▶ _Short task_
Rewrite the data with "hanging cables" changed to "suspension cables" and everything else unchanged. Omit the pictures from your answer.

================

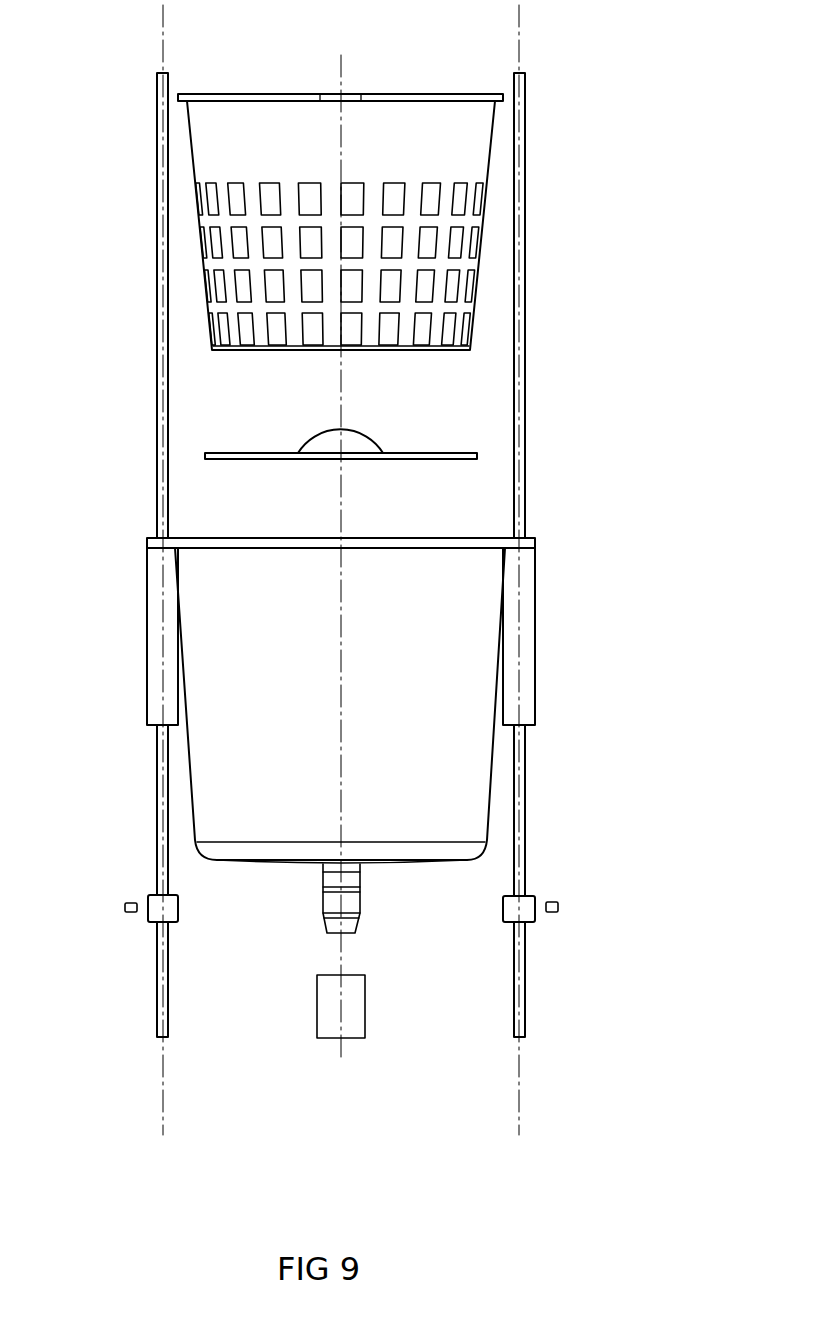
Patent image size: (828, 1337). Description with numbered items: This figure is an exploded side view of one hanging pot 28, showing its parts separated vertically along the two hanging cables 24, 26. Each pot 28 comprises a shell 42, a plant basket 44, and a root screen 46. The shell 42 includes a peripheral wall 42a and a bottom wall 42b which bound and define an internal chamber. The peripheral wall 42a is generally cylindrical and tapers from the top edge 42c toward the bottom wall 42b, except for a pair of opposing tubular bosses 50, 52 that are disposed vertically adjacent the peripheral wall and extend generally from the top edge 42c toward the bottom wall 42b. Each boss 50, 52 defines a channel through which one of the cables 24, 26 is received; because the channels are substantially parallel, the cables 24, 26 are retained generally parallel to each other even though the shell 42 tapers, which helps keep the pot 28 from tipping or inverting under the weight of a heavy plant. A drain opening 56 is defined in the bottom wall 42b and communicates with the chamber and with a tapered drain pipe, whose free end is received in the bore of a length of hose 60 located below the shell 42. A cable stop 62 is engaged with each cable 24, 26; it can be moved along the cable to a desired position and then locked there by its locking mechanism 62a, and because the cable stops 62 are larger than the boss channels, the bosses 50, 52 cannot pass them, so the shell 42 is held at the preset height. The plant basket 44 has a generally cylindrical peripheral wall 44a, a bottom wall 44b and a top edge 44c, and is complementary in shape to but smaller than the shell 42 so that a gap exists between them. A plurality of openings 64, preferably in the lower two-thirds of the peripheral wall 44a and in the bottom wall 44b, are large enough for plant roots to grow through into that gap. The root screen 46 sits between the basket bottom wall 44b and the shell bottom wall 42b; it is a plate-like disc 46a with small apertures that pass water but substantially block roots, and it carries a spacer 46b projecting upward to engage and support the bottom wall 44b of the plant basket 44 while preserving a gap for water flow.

The cable 24 is at (160, 422).
The cable 26 is at (525, 351).
The pot 28 is at (624, 523).
The shell 42 is at (355, 713).
The peripheral wall 42a is at (295, 763).
The bottom wall 42b is at (273, 861).
The top edge 42c is at (273, 543).
The plant basket 44 is at (384, 225).
The peripheral wall 44a is at (462, 137).
The bottom wall 44b is at (408, 350).
The top edge 44c is at (412, 98).
The root screen 46 is at (397, 437).
The plate-like disc 46a is at (247, 453).
The spacer 46b is at (328, 436).
The tubular boss 50 is at (157, 673).
The tubular boss 52 is at (527, 645).
The drain opening 56 is at (350, 900).
The hose 60 is at (355, 1008).
The cable stop 62 is at (155, 918).
The clamp set screw 62a is at (125, 910).
The openings 64 is at (383, 241).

================

▶ _Task solution_
Patent image size: (828, 1337). Description with numbered items: This figure is an exploded side view of one hanging pot 28, showing its parts separated vertically along the two suspension cables 24, 26. Each pot 28 comprises a shell 42, a plant basket 44, and a root screen 46. The shell 42 includes a peripheral wall 42a and a bottom wall 42b which bound and define an internal chamber. The peripheral wall 42a is generally cylindrical and tapers from the top edge 42c toward the bottom wall 42b, except for a pair of opposing tubular bosses 50, 52 that are disposed vertically adjacent the peripheral wall and extend generally from the top edge 42c toward the bottom wall 42b. Each boss 50, 52 defines a channel through which one of the cables 24, 26 is received; because the channels are substantially parallel, the cables 24, 26 are retained generally parallel to each other even though the shell 42 tapers, which helps keep the pot 28 from tipping or inverting under the weight of a heavy plant. A drain opening 56 is defined in the bottom wall 42b and communicates with the chamber and with a tapered drain pipe, whose free end is received in the bore of a length of hose 60 located below the shell 42. A cable stop 62 is engaged with each cable 24, 26; it can be moved along the cable to a desired position and then locked there by its locking mechanism 62a, and because the cable stops 62 are larger than the boss channels, the bosses 50, 52 cannot pass them, so the shell 42 is held at the preset height. The plant basket 44 has a generally cylindrical peripheral wall 44a, a bottom wall 44b and a top edge 44c, and is complementary in shape to but smaller than the shell 42 so that a gap exists between them. A plurality of openings 64, preferably in the lower two-thirds of the peripheral wall 44a and in the bottom wall 44b, are large enough for plant roots to grow through into that gap. The root screen 46 sits between the basket bottom wall 44b and the shell bottom wall 42b; it is a plate-like disc 46a with small apertures that pass water but substantially block roots, and it carries a spacer 46b projecting upward to engage and support the bottom wall 44b of the plant basket 44 while preserving a gap for water flow.

The cable 24 is at (160, 422).
The cable 26 is at (525, 351).
The pot 28 is at (624, 523).
The shell 42 is at (355, 713).
The peripheral wall 42a is at (295, 763).
The bottom wall 42b is at (273, 861).
The top edge 42c is at (273, 543).
The plant basket 44 is at (384, 225).
The peripheral wall 44a is at (462, 137).
The bottom wall 44b is at (408, 350).
The top edge 44c is at (412, 98).
The root screen 46 is at (397, 437).
The plate-like disc 46a is at (247, 453).
The spacer 46b is at (328, 436).
The tubular boss 50 is at (157, 673).
The tubular boss 52 is at (527, 645).
The drain opening 56 is at (350, 900).
The hose 60 is at (355, 1008).
The cable stop 62 is at (155, 918).
The clamp set screw 62a is at (125, 910).
The openings 64 is at (383, 241).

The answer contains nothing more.